====== Records to use

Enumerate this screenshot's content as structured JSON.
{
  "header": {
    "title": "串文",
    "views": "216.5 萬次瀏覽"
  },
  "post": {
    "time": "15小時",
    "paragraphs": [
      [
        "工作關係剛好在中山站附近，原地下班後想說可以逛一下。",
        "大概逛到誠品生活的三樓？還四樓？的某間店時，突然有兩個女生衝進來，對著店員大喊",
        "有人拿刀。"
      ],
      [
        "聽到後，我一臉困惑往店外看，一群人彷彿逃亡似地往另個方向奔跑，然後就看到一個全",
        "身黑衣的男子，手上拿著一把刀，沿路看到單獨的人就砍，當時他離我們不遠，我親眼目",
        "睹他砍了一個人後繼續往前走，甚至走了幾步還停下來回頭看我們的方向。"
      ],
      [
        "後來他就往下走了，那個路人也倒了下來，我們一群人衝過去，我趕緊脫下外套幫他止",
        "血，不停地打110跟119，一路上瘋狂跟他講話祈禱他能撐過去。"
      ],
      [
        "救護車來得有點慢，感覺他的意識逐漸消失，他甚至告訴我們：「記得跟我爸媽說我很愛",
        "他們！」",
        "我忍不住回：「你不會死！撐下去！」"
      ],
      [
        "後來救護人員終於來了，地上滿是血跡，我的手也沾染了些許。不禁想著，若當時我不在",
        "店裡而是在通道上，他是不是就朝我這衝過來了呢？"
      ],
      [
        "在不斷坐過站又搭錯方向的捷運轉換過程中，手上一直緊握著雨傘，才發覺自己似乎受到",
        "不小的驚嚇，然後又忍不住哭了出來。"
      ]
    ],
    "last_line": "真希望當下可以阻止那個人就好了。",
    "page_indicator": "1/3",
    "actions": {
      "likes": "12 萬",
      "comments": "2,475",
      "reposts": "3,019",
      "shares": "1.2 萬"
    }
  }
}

============

#### Objective:
From the data above, extract every line in its exact form.

#### Final answer:
Enumerate this screenshot's content as structured JSON.
{
  "header": {
    "title": "串文",
    "views": "216.5 萬次瀏覽"
  },
  "post": {
    "time": "15小時",
    "paragraphs": [
      [
        "工作關係剛好在中山站附近，原地下班後想說可以逛一下。",
        "大概逛到誠品生活的三樓？還四樓？的某間店時，突然有兩個女生衝進來，對著店員大喊",
        "有人拿刀。"
      ],
      [
        "聽到後，我一臉困惑往店外看，一群人彷彿逃亡似地往另個方向奔跑，然後就看到一個全",
        "身黑衣的男子，手上拿著一把刀，沿路看到單獨的人就砍，當時他離我們不遠，我親眼目",
        "睹他砍了一個人後繼續往前走，甚至走了幾步還停下來回頭看我們的方向。"
      ],
      [
        "後來他就往下走了，那個路人也倒了下來，我們一群人衝過去，我趕緊脫下外套幫他止",
        "血，不停地打110跟119，一路上瘋狂跟他講話祈禱他能撐過去。"
      ],
      [
        "救護車來得有點慢，感覺他的意識逐漸消失，他甚至告訴我們：「記得跟我爸媽說我很愛",
        "他們！」",
        "我忍不住回：「你不會死！撐下去！」"
      ],
      [
        "後來救護人員終於來了，地上滿是血跡，我的手也沾染了些許。不禁想著，若當時我不在",
        "店裡而是在通道上，他是不是就朝我這衝過來了呢？"
      ],
      [
        "在不斷坐過站又搭錯方向的捷運轉換過程中，手上一直緊握著雨傘，才發覺自己似乎受到",
        "不小的驚嚇，然後又忍不住哭了出來。"
      ]
    ],
    "last_line": "真希望當下可以阻止那個人就好了。",
    "page_indicator": "1/3",
    "actions": {
      "likes": "12 萬",
      "comments": "2,475",
      "reposts": "3,019",
      "shares": "1.2 萬"
    }
  }
}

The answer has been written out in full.